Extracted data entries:
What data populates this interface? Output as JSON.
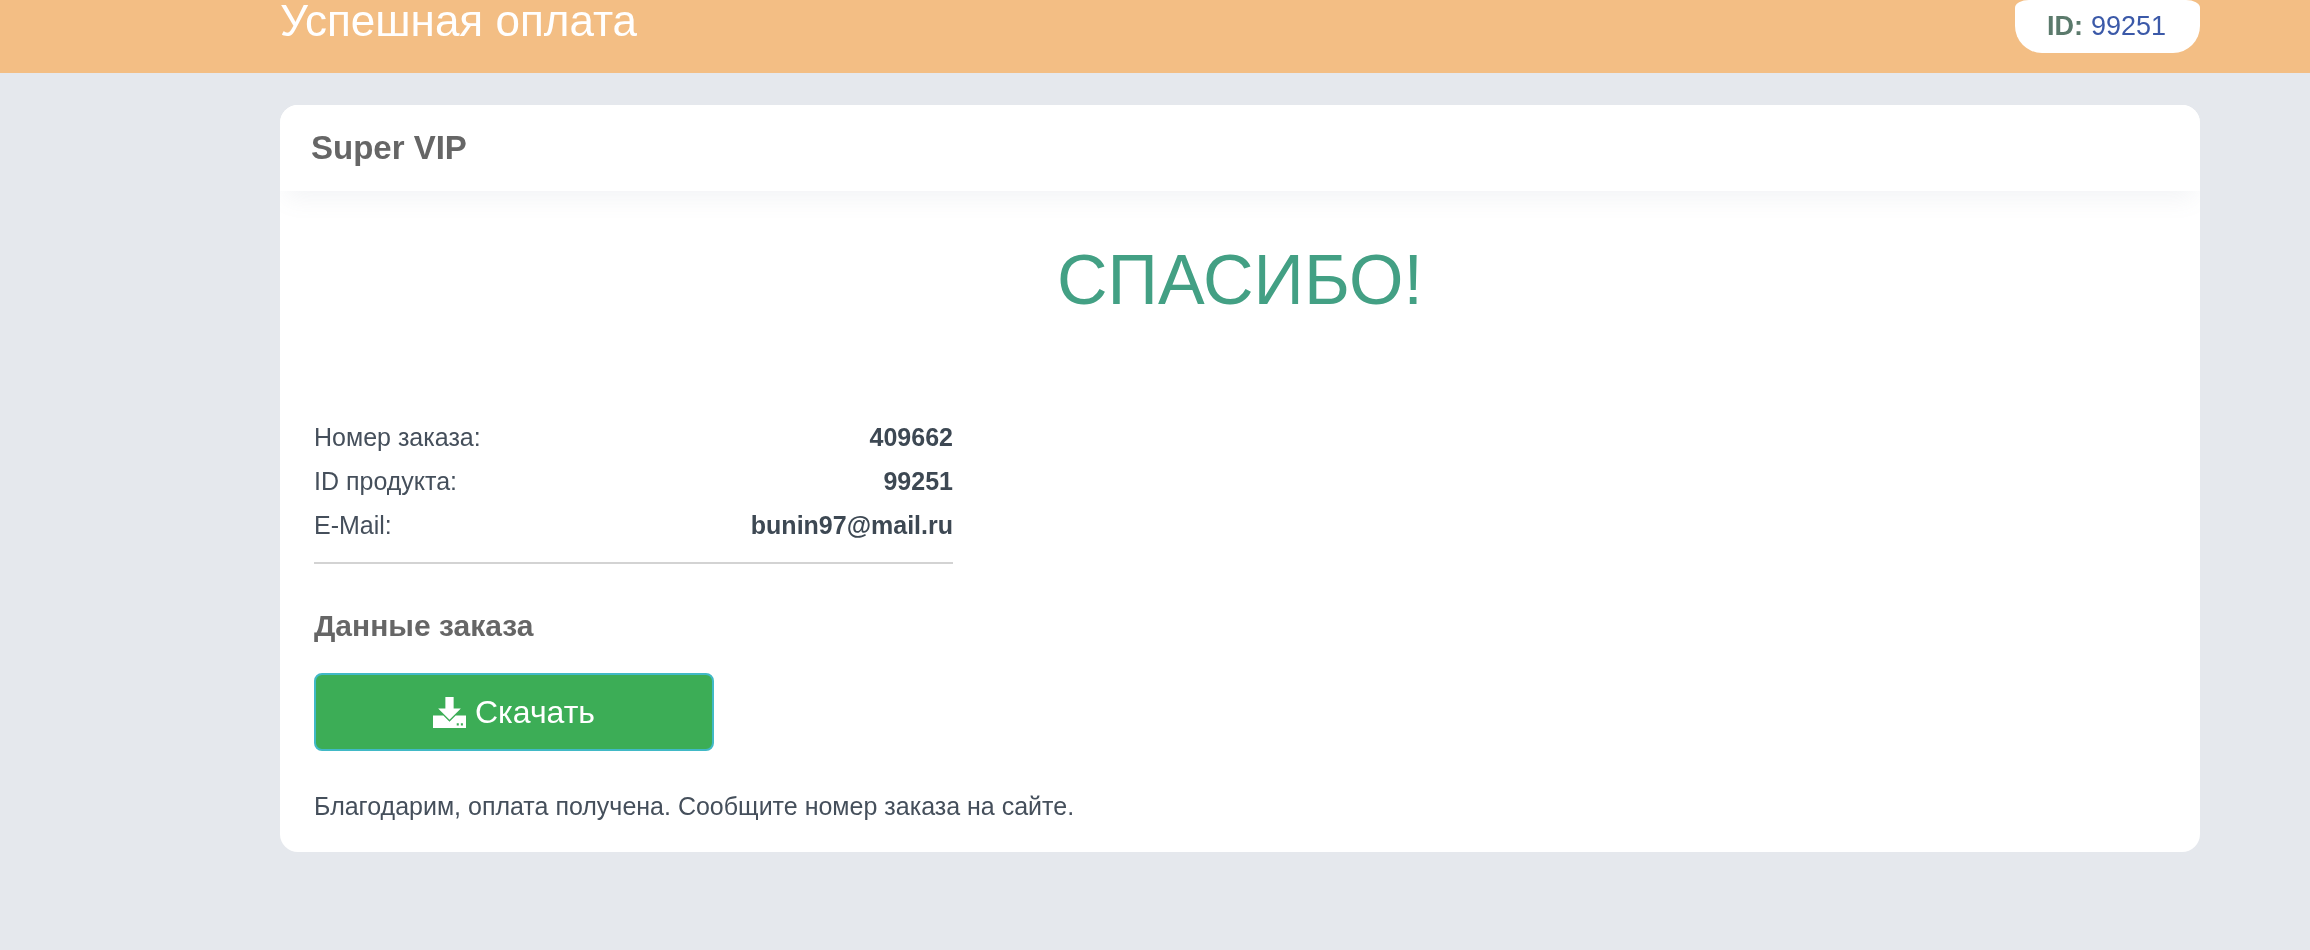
{
  "header": {
    "title": "Успешная оплата",
    "id_label": "ID:",
    "id_value": "99251"
  },
  "card": {
    "title": "Super VIP",
    "heading": "СПАСИБО!",
    "details": [
      {
        "label": "Номер заказа:",
        "value": "409662"
      },
      {
        "label": "ID продукта:",
        "value": "99251"
      },
      {
        "label": "E-Mail:",
        "value": "bunin97@mail.ru"
      }
    ],
    "section_title": "Данные заказа",
    "download_button": {
      "label": "Скачать"
    },
    "note": "Благодарим, оплата получена. Сообщите номер заказа на сайте."
  }
}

What you should do
Transcribe every record above exactly as written, leaving out any pictures.

Output
What data populates this interface? Output as JSON.
{
  "header": {
    "title": "Успешная оплата",
    "id_label": "ID:",
    "id_value": "99251"
  },
  "card": {
    "title": "Super VIP",
    "heading": "СПАСИБО!",
    "details": [
      {
        "label": "Номер заказа:",
        "value": "409662"
      },
      {
        "label": "ID продукта:",
        "value": "99251"
      },
      {
        "label": "E-Mail:",
        "value": "bunin97@mail.ru"
      }
    ],
    "section_title": "Данные заказа",
    "download_button": {
      "label": "Скачать"
    },
    "note": "Благодарим, оплата получена. Сообщите номер заказа на сайте."
  }
}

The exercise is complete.